> WHAT YOU SHOULD DO
Each line below must be set down exactly; omit any image you find.

[Stored data entries]
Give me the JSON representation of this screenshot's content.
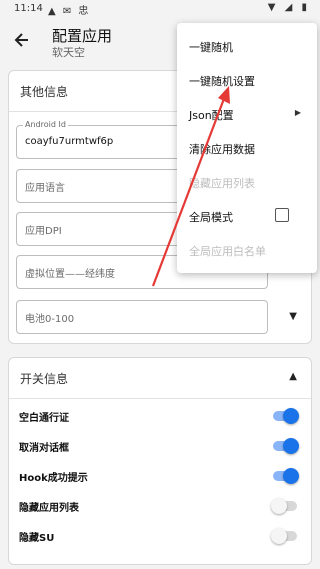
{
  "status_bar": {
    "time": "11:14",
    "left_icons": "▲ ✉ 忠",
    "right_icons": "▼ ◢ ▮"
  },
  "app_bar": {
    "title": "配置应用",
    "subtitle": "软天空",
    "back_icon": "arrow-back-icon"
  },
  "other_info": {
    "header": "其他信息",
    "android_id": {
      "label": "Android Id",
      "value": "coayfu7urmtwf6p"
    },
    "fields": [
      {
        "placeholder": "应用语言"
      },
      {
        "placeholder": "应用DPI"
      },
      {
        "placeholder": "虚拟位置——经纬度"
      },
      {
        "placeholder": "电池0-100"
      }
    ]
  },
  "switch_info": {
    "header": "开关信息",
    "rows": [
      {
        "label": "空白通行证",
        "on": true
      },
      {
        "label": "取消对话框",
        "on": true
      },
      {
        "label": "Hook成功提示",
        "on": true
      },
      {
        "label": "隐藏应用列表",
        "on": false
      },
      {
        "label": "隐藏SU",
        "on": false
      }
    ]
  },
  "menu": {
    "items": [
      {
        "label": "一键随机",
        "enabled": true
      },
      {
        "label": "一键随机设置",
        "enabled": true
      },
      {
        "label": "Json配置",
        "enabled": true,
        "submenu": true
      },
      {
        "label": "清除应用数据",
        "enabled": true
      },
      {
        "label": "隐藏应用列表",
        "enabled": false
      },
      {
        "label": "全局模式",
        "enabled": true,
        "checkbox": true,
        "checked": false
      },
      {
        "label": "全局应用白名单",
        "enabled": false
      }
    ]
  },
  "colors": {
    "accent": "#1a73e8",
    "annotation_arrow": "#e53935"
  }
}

> SOLUTION
Give me the JSON representation of this screenshot's content.
{
  "status_bar": {
    "time": "11:14",
    "left_icons": "▲ ✉ 忠",
    "right_icons": "▼ ◢ ▮"
  },
  "app_bar": {
    "title": "配置应用",
    "subtitle": "软天空",
    "back_icon": "arrow-back-icon"
  },
  "other_info": {
    "header": "其他信息",
    "android_id": {
      "label": "Android Id",
      "value": "coayfu7urmtwf6p"
    },
    "fields": [
      {
        "placeholder": "应用语言"
      },
      {
        "placeholder": "应用DPI"
      },
      {
        "placeholder": "虚拟位置——经纬度"
      },
      {
        "placeholder": "电池0-100"
      }
    ]
  },
  "switch_info": {
    "header": "开关信息",
    "rows": [
      {
        "label": "空白通行证",
        "on": true
      },
      {
        "label": "取消对话框",
        "on": true
      },
      {
        "label": "Hook成功提示",
        "on": true
      },
      {
        "label": "隐藏应用列表",
        "on": false
      },
      {
        "label": "隐藏SU",
        "on": false
      }
    ]
  },
  "menu": {
    "items": [
      {
        "label": "一键随机",
        "enabled": true
      },
      {
        "label": "一键随机设置",
        "enabled": true
      },
      {
        "label": "Json配置",
        "enabled": true,
        "submenu": true
      },
      {
        "label": "清除应用数据",
        "enabled": true
      },
      {
        "label": "隐藏应用列表",
        "enabled": false
      },
      {
        "label": "全局模式",
        "enabled": true,
        "checkbox": true,
        "checked": false
      },
      {
        "label": "全局应用白名单",
        "enabled": false
      }
    ]
  },
  "colors": {
    "accent": "#1a73e8",
    "annotation_arrow": "#e53935"
  }
}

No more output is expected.